EXERCISE PROMPT:
Where the word "Properties" occurs in a line, return that line.

Data listing:
• • • • • • •

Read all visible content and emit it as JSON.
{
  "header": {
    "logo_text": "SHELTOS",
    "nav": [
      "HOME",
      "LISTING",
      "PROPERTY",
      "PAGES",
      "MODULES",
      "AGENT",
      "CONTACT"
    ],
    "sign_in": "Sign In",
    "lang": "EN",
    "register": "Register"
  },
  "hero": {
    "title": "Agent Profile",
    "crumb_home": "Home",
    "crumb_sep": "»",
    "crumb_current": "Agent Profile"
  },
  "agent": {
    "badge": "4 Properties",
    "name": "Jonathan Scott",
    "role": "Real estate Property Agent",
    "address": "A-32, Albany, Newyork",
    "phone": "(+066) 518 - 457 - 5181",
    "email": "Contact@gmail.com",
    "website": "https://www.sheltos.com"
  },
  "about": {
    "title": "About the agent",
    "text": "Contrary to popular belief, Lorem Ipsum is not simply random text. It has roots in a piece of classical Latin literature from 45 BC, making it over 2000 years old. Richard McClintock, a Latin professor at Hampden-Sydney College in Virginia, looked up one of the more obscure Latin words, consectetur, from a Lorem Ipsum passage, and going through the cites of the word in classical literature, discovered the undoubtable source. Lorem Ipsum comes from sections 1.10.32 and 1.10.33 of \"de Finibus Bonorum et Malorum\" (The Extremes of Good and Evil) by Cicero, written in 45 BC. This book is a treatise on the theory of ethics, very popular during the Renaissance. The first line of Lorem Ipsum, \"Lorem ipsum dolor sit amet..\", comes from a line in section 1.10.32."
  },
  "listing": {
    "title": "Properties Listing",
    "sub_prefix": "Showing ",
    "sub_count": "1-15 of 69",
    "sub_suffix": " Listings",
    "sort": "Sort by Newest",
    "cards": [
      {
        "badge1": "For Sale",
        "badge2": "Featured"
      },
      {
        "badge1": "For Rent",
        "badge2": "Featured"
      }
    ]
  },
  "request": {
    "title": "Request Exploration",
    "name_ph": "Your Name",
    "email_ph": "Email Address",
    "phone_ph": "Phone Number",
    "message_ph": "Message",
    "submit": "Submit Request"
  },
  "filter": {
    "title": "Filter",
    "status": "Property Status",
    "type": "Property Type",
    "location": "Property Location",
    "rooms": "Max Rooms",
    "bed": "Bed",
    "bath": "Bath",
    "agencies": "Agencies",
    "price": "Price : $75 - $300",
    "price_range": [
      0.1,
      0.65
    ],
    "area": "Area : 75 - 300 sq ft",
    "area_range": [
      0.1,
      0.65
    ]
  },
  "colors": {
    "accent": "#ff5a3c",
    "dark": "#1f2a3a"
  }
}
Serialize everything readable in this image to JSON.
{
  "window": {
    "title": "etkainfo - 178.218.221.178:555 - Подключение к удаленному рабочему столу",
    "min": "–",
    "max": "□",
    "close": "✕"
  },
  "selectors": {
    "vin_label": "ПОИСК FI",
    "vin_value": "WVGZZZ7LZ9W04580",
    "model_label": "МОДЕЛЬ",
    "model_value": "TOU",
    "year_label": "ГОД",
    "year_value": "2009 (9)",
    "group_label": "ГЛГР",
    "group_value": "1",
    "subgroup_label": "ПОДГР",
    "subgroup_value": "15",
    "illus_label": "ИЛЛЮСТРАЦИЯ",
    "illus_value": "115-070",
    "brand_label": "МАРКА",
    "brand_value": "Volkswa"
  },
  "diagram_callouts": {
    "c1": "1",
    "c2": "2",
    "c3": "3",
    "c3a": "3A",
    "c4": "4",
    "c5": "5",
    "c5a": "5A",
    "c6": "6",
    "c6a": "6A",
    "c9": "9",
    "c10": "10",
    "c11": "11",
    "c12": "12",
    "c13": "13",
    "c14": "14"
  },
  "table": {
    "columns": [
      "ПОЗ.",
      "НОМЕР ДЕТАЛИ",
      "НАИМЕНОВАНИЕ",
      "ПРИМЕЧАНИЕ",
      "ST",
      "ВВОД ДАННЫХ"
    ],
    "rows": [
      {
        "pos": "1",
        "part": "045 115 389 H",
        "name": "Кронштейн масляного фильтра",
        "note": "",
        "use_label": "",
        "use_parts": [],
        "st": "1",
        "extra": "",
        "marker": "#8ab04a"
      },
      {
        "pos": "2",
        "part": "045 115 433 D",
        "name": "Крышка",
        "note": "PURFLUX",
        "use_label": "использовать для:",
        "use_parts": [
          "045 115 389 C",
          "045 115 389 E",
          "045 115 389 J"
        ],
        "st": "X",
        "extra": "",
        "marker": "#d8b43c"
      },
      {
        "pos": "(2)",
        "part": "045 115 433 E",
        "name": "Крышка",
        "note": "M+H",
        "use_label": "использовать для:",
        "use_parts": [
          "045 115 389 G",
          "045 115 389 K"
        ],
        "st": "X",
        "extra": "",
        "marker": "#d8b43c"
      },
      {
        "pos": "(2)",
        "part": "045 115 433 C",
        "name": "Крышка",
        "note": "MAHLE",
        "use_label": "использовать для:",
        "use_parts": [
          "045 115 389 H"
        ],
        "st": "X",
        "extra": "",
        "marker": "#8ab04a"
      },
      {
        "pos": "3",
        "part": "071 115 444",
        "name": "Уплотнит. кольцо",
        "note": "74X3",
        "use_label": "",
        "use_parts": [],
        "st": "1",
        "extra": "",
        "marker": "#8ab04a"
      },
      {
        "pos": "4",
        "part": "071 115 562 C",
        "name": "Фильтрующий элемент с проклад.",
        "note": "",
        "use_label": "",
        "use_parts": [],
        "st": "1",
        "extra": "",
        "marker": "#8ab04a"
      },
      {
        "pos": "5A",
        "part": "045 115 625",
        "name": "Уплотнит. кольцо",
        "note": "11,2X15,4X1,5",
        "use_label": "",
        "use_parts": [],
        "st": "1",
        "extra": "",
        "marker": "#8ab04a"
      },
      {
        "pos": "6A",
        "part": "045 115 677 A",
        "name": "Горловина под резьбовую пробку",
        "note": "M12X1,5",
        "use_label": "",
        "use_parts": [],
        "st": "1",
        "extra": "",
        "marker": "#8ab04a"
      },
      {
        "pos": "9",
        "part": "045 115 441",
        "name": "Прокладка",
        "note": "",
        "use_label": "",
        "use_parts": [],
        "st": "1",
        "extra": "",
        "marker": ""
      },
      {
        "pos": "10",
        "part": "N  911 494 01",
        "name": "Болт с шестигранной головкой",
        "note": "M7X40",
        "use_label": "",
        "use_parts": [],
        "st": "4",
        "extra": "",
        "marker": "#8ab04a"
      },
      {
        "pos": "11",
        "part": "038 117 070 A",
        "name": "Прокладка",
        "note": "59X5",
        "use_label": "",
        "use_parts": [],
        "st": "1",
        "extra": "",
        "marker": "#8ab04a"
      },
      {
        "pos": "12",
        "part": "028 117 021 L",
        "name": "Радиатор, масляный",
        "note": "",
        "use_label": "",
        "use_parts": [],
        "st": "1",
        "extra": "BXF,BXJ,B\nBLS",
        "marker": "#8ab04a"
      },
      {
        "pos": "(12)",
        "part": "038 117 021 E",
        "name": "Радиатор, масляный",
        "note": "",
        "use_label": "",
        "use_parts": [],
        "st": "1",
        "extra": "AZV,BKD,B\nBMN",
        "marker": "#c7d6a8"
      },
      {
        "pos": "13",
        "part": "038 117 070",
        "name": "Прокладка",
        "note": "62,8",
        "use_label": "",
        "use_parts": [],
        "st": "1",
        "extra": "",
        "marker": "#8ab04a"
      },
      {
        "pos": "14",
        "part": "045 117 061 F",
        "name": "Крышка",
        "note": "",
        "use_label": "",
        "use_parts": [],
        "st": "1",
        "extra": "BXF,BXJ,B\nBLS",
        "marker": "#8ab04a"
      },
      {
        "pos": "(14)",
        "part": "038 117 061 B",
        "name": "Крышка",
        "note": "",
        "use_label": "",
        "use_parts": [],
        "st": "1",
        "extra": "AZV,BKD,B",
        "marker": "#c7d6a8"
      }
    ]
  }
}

• • • • • • •

RESPONSE:
    "badge": "4 Properties",
    "title": "Properties Listing",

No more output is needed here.